▶ [Provided data]
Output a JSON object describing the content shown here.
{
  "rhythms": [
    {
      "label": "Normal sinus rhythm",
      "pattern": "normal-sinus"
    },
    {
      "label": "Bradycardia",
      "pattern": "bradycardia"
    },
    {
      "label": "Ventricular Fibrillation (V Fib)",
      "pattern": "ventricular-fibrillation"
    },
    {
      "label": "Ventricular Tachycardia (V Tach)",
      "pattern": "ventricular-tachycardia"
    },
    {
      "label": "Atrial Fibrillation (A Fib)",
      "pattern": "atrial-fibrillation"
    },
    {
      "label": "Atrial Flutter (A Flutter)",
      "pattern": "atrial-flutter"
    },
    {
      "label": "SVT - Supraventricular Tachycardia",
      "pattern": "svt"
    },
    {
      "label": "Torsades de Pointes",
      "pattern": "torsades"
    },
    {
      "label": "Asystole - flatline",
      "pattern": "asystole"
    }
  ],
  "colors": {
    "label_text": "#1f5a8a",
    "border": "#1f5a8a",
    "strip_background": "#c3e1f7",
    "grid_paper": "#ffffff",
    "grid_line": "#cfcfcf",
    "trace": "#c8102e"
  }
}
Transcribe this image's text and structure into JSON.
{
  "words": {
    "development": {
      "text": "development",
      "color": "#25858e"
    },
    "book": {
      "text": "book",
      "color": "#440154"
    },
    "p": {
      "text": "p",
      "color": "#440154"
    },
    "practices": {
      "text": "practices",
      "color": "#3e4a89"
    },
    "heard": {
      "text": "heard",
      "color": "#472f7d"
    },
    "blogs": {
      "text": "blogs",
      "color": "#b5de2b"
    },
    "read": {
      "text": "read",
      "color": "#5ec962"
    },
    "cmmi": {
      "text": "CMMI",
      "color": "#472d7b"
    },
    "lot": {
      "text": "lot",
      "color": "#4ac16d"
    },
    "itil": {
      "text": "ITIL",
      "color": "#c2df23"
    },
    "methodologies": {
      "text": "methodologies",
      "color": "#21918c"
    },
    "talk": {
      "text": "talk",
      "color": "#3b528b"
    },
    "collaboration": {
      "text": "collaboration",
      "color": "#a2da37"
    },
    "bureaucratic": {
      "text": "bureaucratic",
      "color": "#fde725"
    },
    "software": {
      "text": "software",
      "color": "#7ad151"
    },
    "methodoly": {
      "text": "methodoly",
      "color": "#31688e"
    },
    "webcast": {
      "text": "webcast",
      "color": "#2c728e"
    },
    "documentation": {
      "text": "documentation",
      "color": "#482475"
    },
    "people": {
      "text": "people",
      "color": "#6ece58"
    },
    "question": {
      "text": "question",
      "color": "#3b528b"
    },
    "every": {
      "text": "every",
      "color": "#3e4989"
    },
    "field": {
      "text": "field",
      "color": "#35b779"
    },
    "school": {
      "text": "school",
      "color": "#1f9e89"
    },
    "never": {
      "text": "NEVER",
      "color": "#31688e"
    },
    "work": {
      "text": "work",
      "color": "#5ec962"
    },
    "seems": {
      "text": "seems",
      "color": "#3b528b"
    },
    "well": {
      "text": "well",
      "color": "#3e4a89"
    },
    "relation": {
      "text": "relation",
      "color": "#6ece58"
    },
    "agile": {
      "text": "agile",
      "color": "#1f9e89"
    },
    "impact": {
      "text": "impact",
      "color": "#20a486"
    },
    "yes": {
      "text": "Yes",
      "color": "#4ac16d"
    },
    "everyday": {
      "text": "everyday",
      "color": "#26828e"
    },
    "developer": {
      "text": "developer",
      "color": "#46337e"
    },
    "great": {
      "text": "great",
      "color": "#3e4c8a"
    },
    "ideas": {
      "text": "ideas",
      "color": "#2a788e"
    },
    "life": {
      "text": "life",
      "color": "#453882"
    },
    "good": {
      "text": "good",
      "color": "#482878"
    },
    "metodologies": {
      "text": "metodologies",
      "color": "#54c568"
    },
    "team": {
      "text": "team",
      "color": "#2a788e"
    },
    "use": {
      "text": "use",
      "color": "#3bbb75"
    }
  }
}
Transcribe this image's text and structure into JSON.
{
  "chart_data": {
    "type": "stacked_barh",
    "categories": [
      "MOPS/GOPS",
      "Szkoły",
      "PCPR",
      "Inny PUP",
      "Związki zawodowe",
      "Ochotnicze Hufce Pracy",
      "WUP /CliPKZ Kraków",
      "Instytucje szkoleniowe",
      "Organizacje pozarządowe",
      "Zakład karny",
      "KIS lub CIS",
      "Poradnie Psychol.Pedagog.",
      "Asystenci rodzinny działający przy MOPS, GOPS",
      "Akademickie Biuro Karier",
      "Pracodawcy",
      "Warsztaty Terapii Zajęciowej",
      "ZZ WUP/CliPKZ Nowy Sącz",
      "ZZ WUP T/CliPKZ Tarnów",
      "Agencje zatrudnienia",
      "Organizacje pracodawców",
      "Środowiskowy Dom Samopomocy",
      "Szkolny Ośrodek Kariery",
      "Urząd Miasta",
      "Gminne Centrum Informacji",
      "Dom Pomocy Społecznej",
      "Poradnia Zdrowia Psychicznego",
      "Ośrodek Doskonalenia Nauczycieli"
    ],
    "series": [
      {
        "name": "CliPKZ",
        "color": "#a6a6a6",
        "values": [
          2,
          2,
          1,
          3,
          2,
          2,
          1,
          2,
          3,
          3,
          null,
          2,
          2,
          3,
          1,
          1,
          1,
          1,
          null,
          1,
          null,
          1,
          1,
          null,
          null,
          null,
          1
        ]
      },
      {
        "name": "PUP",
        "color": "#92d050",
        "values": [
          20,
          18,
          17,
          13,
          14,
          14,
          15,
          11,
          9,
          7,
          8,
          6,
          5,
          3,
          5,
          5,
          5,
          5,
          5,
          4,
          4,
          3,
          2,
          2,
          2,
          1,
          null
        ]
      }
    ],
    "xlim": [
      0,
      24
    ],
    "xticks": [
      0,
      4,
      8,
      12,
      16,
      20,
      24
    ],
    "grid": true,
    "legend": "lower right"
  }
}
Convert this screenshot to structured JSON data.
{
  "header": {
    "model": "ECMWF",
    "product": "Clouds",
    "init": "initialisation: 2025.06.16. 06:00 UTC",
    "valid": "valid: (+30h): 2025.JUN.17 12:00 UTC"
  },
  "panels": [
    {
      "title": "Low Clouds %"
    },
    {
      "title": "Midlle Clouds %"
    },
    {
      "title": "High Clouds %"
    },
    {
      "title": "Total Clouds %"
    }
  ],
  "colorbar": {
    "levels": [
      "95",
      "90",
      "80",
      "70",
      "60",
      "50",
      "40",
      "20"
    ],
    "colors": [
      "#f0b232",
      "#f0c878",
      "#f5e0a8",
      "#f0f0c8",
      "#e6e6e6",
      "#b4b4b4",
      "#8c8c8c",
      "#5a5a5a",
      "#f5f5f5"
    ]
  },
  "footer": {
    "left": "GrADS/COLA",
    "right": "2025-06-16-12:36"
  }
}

▶ [Stated exercise] Tally the lines in the entries above that hold the word "sinus". Reply with nothing but that count.

▶ [Written reply] 2